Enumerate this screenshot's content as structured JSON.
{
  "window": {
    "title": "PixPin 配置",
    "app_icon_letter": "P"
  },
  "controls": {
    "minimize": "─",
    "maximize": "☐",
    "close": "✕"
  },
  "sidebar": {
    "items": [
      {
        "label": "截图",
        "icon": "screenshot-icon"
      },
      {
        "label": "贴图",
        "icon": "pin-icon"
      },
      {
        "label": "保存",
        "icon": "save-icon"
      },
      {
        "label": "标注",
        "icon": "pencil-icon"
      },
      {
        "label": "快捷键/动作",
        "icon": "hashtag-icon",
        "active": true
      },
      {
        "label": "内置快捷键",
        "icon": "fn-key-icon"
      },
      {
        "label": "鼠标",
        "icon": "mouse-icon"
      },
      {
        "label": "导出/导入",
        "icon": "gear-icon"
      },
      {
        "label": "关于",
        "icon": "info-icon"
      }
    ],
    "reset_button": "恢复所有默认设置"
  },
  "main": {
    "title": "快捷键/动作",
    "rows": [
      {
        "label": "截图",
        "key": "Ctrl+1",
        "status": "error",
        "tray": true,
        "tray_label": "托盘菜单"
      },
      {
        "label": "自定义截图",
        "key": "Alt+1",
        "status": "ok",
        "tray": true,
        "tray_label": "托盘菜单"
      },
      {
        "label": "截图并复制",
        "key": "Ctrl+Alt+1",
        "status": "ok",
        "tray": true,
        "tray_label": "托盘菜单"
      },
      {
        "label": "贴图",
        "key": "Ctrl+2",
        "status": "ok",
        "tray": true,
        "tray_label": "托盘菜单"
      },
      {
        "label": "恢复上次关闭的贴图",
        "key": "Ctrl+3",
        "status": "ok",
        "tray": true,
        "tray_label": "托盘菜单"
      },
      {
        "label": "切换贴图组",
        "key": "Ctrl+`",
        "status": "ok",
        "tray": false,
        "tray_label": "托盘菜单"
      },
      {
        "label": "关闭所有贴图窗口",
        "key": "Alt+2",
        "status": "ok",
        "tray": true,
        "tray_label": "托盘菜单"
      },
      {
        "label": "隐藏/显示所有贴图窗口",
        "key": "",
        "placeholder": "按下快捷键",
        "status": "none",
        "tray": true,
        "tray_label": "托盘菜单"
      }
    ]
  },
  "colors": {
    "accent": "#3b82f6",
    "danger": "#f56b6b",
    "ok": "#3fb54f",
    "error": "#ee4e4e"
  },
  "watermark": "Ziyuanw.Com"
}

THE TASK: Show the lines from the data above that contain the string "Ctrl".

SOLUTION:
        "key": "Ctrl+1",
        "key": "Ctrl+Alt+1",
        "key": "Ctrl+2",
        "key": "Ctrl+3",
        "key": "Ctrl+`",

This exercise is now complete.